## Task inputs
────────────────
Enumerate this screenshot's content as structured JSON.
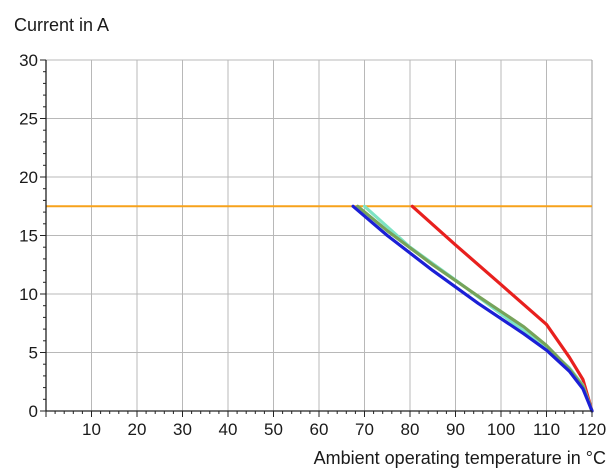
{
  "chart_data": {
    "type": "line",
    "title": "",
    "ylabel": "Current in A",
    "xlabel": "Ambient operating temperature in °C",
    "xlim": [
      0,
      120
    ],
    "ylim": [
      0,
      30
    ],
    "xticks": [
      10,
      20,
      30,
      40,
      50,
      60,
      70,
      80,
      90,
      100,
      110,
      120
    ],
    "yticks": [
      0,
      5,
      10,
      15,
      20,
      25,
      30
    ],
    "grid": true,
    "legend": "none",
    "reference_line": {
      "y": 17.5,
      "color": "#f7a21b"
    },
    "series": [
      {
        "color": "#e8201e",
        "points": [
          [
            80.5,
            17.5
          ],
          [
            90,
            14.2
          ],
          [
            100,
            10.8
          ],
          [
            110,
            7.4
          ],
          [
            115,
            4.6
          ],
          [
            118,
            2.7
          ],
          [
            120,
            0
          ]
        ]
      },
      {
        "color": "#7ee3c4",
        "points": [
          [
            70,
            17.5
          ],
          [
            80,
            14.0
          ],
          [
            90,
            11.2
          ],
          [
            100,
            8.3
          ],
          [
            110,
            5.4
          ],
          [
            115,
            3.7
          ],
          [
            118,
            2.2
          ],
          [
            120,
            0
          ]
        ]
      },
      {
        "color": "#76a35a",
        "points": [
          [
            68.5,
            17.5
          ],
          [
            75,
            15.4
          ],
          [
            85,
            12.5
          ],
          [
            95,
            9.8
          ],
          [
            105,
            7.2
          ],
          [
            110,
            5.6
          ],
          [
            115,
            3.6
          ],
          [
            118,
            2.1
          ],
          [
            120,
            0
          ]
        ]
      },
      {
        "color": "#1b1fd6",
        "points": [
          [
            67.5,
            17.5
          ],
          [
            75,
            15.0
          ],
          [
            85,
            12.0
          ],
          [
            95,
            9.2
          ],
          [
            105,
            6.6
          ],
          [
            110,
            5.2
          ],
          [
            115,
            3.4
          ],
          [
            118,
            1.9
          ],
          [
            120,
            0
          ]
        ]
      }
    ]
  }
}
────────────────
## Problem to work on
Copy out each record shown above without alteration, skipping any picture.

## Response to this exercise
Enumerate this screenshot's content as structured JSON.
{
  "chart_data": {
    "type": "line",
    "title": "",
    "ylabel": "Current in A",
    "xlabel": "Ambient operating temperature in °C",
    "xlim": [
      0,
      120
    ],
    "ylim": [
      0,
      30
    ],
    "xticks": [
      10,
      20,
      30,
      40,
      50,
      60,
      70,
      80,
      90,
      100,
      110,
      120
    ],
    "yticks": [
      0,
      5,
      10,
      15,
      20,
      25,
      30
    ],
    "grid": true,
    "legend": "none",
    "reference_line": {
      "y": 17.5,
      "color": "#f7a21b"
    },
    "series": [
      {
        "color": "#e8201e",
        "points": [
          [
            80.5,
            17.5
          ],
          [
            90,
            14.2
          ],
          [
            100,
            10.8
          ],
          [
            110,
            7.4
          ],
          [
            115,
            4.6
          ],
          [
            118,
            2.7
          ],
          [
            120,
            0
          ]
        ]
      },
      {
        "color": "#7ee3c4",
        "points": [
          [
            70,
            17.5
          ],
          [
            80,
            14.0
          ],
          [
            90,
            11.2
          ],
          [
            100,
            8.3
          ],
          [
            110,
            5.4
          ],
          [
            115,
            3.7
          ],
          [
            118,
            2.2
          ],
          [
            120,
            0
          ]
        ]
      },
      {
        "color": "#76a35a",
        "points": [
          [
            68.5,
            17.5
          ],
          [
            75,
            15.4
          ],
          [
            85,
            12.5
          ],
          [
            95,
            9.8
          ],
          [
            105,
            7.2
          ],
          [
            110,
            5.6
          ],
          [
            115,
            3.6
          ],
          [
            118,
            2.1
          ],
          [
            120,
            0
          ]
        ]
      },
      {
        "color": "#1b1fd6",
        "points": [
          [
            67.5,
            17.5
          ],
          [
            75,
            15.0
          ],
          [
            85,
            12.0
          ],
          [
            95,
            9.2
          ],
          [
            105,
            6.6
          ],
          [
            110,
            5.2
          ],
          [
            115,
            3.4
          ],
          [
            118,
            1.9
          ],
          [
            120,
            0
          ]
        ]
      }
    ]
  }
}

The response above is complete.